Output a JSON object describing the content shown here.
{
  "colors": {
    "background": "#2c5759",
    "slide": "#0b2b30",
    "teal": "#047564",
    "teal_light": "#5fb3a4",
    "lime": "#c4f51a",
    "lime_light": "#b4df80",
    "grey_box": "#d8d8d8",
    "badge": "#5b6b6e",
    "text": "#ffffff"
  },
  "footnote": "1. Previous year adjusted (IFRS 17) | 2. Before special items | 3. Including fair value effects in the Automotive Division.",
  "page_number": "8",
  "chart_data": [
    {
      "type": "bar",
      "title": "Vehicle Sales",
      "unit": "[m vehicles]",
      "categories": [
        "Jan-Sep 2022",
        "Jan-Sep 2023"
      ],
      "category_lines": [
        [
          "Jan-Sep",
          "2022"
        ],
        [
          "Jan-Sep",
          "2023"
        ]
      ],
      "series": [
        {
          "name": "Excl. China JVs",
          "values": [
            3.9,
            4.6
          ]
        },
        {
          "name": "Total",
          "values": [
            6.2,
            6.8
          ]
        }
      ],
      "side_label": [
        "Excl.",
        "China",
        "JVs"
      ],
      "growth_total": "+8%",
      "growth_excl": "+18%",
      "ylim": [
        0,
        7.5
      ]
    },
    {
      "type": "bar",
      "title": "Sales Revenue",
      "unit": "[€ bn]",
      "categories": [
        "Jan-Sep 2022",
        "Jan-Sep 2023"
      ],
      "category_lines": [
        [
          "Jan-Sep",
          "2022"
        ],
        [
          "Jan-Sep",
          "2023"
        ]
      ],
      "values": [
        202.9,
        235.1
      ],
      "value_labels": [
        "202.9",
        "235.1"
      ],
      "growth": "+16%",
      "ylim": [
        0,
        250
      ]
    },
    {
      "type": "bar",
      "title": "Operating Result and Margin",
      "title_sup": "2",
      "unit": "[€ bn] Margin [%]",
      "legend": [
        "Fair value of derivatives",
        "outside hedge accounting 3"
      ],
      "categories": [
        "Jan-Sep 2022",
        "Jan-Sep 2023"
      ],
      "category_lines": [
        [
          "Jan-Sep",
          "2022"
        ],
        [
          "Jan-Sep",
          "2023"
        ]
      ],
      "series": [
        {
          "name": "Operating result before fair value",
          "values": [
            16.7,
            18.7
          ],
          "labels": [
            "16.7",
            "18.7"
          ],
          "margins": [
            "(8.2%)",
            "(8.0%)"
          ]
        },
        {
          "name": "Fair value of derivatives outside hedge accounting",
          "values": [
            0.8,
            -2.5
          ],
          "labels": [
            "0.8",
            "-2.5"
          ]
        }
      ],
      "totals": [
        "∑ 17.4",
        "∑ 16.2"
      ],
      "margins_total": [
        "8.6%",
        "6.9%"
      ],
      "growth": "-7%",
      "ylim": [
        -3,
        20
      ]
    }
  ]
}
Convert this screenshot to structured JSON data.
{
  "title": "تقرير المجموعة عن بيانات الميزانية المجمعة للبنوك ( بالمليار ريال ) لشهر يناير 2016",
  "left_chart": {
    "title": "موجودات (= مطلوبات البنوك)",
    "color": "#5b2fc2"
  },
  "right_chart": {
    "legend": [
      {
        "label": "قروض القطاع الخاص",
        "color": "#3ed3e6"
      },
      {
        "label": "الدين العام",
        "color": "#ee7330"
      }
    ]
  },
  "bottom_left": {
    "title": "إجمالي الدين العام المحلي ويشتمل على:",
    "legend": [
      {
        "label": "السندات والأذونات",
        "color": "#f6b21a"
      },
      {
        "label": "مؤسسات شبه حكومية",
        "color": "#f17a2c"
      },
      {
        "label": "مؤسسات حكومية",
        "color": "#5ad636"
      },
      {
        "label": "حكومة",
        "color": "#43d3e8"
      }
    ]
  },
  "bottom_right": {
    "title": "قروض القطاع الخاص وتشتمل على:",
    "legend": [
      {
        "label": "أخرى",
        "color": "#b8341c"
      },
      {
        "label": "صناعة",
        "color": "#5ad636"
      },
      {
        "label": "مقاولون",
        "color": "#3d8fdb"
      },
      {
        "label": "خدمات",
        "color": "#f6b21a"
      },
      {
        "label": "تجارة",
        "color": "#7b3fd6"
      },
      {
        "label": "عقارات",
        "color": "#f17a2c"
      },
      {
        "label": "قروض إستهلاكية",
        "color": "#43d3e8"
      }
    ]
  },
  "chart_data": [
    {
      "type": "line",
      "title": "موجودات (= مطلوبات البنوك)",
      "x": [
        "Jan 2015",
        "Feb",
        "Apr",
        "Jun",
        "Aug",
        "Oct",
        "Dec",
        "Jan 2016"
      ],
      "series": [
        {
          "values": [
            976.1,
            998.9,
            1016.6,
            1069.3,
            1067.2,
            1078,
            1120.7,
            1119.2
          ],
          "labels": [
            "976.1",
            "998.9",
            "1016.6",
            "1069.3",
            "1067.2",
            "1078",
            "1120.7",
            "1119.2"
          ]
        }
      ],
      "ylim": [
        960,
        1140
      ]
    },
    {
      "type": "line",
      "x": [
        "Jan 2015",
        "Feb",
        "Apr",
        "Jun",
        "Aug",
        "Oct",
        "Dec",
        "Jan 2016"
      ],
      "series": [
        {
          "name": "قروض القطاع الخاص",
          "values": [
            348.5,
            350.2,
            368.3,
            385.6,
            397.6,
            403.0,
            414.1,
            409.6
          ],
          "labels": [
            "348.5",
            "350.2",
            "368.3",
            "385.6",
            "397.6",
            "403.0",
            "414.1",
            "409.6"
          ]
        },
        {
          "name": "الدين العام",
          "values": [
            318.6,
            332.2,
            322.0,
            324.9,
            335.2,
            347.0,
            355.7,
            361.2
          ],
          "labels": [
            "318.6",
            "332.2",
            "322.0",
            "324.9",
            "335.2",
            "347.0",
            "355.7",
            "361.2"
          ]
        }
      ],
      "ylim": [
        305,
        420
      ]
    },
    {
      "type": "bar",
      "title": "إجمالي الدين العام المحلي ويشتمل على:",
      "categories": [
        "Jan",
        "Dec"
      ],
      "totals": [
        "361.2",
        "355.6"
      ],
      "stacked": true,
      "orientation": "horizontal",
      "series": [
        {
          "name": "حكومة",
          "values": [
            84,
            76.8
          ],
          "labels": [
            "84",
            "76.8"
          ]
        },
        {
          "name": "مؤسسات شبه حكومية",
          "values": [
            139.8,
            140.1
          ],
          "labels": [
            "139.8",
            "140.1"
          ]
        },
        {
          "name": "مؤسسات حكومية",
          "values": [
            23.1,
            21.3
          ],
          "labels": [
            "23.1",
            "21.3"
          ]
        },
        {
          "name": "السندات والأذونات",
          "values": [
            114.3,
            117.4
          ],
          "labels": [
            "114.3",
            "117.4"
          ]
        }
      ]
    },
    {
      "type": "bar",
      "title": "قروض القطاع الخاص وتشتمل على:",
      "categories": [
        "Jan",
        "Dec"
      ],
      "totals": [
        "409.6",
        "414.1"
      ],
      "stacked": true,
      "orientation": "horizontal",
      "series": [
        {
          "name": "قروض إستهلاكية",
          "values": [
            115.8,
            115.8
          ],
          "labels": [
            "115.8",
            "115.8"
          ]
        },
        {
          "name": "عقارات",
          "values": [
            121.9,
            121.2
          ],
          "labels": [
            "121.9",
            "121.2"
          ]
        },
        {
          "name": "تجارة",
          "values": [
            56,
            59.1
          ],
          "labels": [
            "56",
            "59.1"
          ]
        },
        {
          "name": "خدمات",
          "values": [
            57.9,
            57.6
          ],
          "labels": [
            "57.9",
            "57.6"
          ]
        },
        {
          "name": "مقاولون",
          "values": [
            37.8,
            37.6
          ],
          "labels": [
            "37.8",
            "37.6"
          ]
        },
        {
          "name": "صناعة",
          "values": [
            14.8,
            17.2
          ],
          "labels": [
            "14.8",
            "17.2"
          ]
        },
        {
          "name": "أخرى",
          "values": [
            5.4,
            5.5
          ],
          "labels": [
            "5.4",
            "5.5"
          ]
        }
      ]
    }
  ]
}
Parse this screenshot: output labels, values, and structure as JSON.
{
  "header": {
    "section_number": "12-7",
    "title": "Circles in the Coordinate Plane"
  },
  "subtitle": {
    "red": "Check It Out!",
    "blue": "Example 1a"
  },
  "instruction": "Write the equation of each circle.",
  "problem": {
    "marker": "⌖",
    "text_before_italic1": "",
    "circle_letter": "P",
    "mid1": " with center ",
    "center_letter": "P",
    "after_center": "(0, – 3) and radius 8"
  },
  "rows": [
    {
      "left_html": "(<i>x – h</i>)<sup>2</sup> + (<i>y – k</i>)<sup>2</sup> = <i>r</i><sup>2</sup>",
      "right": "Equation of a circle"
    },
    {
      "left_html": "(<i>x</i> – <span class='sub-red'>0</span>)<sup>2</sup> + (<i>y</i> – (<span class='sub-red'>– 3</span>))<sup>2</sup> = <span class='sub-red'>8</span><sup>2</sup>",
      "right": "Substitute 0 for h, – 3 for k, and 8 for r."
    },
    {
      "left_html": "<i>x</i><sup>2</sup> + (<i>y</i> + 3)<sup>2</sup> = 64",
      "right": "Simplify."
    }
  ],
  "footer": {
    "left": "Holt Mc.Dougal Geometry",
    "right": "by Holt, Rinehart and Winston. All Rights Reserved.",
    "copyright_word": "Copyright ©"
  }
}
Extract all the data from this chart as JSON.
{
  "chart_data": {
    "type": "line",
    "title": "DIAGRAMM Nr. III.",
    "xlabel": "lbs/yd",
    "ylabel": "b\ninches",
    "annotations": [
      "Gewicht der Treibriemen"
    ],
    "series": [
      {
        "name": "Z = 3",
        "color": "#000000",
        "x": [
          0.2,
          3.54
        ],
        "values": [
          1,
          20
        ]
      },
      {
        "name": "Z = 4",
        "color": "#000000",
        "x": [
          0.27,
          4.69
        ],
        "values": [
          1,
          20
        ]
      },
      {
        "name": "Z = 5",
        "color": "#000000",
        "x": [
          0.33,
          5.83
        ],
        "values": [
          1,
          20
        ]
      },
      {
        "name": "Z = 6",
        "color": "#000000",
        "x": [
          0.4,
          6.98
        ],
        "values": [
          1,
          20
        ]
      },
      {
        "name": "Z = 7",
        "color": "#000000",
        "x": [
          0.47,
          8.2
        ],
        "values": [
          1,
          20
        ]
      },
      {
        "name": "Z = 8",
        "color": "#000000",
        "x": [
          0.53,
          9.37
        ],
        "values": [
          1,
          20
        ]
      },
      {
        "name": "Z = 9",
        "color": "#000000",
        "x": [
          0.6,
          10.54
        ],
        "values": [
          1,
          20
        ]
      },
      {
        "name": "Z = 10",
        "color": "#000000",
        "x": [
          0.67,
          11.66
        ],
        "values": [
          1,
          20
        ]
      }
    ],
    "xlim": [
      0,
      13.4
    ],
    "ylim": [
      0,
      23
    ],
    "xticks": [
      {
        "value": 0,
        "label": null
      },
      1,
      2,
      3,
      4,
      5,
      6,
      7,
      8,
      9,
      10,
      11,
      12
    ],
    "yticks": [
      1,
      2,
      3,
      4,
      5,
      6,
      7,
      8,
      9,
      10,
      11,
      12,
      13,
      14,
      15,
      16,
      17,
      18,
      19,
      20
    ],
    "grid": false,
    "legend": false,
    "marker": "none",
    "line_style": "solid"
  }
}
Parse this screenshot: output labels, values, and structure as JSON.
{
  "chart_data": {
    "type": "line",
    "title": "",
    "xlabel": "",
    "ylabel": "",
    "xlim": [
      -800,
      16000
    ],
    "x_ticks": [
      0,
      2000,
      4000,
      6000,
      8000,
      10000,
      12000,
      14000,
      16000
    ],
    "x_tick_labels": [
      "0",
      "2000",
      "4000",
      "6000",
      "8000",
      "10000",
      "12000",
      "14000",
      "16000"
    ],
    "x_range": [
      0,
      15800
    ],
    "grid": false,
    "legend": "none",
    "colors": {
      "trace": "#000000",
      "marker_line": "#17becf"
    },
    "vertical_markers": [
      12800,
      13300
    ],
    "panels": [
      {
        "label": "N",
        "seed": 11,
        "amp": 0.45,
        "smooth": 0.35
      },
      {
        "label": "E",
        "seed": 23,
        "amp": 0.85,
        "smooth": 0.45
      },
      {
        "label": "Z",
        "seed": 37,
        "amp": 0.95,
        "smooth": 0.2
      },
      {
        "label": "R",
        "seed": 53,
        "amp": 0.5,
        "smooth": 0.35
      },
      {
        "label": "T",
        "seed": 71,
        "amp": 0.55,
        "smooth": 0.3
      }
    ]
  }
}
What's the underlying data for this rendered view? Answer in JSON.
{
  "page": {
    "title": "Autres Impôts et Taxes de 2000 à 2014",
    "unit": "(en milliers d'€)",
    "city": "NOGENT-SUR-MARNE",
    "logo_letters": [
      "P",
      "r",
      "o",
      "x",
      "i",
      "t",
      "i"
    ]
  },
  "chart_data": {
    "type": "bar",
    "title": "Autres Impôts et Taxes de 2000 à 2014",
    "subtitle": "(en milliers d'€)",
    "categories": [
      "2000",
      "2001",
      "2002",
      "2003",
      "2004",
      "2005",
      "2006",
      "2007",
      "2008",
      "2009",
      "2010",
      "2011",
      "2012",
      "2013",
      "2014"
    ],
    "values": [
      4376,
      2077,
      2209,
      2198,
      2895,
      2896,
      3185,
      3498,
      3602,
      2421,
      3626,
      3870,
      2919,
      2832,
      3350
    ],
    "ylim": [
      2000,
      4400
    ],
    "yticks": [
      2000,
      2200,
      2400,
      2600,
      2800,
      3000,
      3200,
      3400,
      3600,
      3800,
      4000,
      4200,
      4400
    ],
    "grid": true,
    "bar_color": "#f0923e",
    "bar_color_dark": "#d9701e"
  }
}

◆ TASK STATEMENT
Say how many lines of the material contain the word "outside", with no other text.

◆ TASK RESULT
2